------ The input ------

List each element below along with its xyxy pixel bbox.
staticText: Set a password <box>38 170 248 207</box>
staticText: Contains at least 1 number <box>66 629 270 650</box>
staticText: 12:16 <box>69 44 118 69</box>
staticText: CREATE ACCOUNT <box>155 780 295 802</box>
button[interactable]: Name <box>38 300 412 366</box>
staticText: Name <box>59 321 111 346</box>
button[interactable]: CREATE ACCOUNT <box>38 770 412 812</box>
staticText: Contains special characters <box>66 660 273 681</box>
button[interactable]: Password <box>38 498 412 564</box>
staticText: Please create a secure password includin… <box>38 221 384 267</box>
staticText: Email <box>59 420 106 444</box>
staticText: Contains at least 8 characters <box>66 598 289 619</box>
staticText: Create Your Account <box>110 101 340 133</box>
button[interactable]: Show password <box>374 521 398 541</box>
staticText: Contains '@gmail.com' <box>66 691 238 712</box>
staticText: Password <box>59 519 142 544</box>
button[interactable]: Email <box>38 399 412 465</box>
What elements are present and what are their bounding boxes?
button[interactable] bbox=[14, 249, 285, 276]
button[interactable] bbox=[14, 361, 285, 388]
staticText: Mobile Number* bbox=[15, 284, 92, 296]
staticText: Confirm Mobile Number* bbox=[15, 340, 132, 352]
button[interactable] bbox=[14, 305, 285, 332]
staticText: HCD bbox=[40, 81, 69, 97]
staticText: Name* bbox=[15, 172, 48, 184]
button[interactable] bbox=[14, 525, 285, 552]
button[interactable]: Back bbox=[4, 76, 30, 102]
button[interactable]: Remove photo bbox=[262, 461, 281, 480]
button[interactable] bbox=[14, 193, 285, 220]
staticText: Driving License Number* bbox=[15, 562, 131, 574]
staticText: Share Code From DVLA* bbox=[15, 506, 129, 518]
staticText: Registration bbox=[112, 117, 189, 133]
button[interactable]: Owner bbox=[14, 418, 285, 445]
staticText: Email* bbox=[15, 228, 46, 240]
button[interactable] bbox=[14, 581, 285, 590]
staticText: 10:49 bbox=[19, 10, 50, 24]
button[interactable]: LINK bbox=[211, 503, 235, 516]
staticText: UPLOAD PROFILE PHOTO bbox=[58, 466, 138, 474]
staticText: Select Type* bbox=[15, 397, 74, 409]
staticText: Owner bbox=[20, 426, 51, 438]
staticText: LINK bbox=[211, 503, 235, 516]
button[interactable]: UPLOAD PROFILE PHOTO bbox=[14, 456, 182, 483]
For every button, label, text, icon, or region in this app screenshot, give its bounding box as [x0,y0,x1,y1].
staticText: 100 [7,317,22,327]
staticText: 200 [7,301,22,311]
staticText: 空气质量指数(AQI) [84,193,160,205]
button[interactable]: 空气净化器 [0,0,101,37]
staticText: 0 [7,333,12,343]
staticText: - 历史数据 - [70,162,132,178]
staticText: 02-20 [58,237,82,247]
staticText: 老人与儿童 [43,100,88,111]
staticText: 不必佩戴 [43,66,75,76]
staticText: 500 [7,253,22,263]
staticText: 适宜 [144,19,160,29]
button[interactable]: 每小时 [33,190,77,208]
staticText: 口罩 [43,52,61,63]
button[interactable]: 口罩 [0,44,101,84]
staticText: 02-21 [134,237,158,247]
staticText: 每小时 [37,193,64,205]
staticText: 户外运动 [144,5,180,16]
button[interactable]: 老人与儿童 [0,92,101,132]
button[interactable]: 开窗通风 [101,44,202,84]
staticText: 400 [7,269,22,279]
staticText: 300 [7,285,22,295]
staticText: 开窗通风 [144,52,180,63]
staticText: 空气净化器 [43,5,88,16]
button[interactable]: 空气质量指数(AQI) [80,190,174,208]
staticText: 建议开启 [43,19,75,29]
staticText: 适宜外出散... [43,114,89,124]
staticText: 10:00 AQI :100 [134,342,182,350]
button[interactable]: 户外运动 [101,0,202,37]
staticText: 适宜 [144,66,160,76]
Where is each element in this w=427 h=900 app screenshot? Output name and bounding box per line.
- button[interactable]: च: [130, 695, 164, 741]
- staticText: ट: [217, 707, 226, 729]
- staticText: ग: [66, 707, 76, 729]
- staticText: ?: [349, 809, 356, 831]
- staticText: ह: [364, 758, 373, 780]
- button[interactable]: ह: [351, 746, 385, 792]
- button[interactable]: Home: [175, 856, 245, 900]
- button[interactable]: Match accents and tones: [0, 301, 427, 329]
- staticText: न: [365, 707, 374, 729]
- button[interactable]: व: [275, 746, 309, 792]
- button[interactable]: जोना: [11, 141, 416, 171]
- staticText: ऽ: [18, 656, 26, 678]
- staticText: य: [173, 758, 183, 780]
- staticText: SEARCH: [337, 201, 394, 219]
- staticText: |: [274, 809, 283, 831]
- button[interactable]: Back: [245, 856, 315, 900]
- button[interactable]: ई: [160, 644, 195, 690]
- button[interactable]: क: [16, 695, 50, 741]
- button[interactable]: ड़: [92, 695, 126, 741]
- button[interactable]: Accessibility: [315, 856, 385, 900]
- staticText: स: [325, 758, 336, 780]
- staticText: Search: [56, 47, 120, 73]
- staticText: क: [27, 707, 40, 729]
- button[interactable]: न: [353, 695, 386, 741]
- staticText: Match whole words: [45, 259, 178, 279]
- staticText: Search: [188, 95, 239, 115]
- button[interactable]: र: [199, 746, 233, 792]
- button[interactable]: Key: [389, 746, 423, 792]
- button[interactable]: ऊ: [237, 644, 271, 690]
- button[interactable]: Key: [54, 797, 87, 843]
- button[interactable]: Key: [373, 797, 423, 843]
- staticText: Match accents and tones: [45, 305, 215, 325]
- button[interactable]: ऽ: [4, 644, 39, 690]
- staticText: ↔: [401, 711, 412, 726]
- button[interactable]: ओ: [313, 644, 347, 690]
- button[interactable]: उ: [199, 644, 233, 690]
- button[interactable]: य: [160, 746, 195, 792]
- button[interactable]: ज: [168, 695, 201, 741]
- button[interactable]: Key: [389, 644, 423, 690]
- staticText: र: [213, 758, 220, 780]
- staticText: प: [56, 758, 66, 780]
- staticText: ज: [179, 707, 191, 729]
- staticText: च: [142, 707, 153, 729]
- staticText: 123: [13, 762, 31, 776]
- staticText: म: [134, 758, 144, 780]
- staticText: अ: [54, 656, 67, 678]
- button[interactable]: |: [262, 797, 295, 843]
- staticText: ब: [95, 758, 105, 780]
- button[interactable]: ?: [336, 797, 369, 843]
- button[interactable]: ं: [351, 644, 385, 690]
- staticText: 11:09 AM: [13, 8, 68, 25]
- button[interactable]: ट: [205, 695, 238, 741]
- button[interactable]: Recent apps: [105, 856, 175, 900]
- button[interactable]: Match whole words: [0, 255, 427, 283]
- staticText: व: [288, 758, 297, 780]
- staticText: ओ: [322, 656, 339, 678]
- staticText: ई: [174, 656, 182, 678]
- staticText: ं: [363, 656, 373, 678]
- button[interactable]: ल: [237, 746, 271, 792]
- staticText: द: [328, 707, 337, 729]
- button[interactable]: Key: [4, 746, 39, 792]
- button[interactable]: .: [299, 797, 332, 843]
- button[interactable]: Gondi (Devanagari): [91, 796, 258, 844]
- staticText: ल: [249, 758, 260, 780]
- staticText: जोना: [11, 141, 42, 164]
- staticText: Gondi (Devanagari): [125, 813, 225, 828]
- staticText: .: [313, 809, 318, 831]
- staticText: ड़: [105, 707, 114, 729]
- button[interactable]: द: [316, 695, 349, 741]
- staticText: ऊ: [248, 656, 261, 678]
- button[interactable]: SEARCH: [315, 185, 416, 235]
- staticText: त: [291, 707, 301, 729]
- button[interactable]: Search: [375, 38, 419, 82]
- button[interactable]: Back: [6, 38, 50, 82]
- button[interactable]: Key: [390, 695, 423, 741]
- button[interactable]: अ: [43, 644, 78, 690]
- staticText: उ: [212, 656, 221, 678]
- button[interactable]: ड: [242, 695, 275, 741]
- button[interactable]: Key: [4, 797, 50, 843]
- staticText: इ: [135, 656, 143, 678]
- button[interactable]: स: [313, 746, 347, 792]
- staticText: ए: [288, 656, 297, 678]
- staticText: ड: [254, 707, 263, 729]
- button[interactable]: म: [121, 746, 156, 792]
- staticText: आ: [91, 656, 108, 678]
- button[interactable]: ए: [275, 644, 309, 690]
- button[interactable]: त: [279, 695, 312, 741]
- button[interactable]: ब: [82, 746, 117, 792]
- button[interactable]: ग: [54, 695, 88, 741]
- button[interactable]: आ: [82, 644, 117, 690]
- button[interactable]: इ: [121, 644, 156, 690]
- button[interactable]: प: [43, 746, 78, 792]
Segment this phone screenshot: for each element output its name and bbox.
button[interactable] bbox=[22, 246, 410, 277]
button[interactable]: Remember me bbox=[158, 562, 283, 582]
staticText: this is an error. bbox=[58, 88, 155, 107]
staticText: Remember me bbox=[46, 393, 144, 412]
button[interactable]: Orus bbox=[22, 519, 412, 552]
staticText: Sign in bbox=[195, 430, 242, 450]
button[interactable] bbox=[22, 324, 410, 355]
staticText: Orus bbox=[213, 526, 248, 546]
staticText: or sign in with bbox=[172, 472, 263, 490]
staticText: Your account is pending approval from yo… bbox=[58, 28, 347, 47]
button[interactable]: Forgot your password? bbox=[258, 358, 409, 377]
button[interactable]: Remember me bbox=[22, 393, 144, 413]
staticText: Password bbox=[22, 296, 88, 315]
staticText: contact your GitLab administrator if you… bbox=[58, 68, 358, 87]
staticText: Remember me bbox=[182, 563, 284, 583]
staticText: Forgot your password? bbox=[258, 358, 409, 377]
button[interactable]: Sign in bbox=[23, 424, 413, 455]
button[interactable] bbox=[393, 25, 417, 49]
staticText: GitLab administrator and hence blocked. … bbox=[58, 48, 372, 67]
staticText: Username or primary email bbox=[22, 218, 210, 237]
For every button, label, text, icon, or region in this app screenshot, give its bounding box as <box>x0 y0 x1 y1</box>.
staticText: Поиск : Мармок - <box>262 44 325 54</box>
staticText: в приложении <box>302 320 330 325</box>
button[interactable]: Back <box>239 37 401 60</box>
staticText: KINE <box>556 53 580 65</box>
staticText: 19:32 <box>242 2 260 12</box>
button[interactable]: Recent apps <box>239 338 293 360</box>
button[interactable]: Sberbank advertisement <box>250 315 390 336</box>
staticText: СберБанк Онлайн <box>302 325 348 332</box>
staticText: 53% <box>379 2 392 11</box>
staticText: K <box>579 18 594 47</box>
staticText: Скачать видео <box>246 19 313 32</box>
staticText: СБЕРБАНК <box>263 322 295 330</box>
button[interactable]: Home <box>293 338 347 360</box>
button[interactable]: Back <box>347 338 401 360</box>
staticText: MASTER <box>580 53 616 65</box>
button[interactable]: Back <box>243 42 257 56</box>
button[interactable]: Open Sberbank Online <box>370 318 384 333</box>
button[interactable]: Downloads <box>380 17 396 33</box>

------

> _Your task_
Arrange the lines of the records as a JSON list of strings, one string per line with blank lines left out. Begin at the first line of the records and stop after the line that contains "staticText: Please create".

> _Written response_
[
  "List each element below along with its xyxy pixel bbox.",
  "staticText: Set a password <box>38 170 248 207</box>",
  "staticText: Contains at least 1 number <box>66 629 270 650</box>",
  "staticText: 12:16 <box>69 44 118 69</box>",
  "staticText: CREATE ACCOUNT <box>155 780 295 802</box>",
  "button[interactable]: Name <box>38 300 412 366</box>",
  "staticText: Name <box>59 321 111 346</box>",
  "button[interactable]: CREATE ACCOUNT <box>38 770 412 812</box>",
  "staticText: Contains special characters <box>66 660 273 681</box>",
  "button[interactable]: Password <box>38 498 412 564</box>",
  "staticText: Please create a secure password includin… <box>38 221 384 267</box>"
]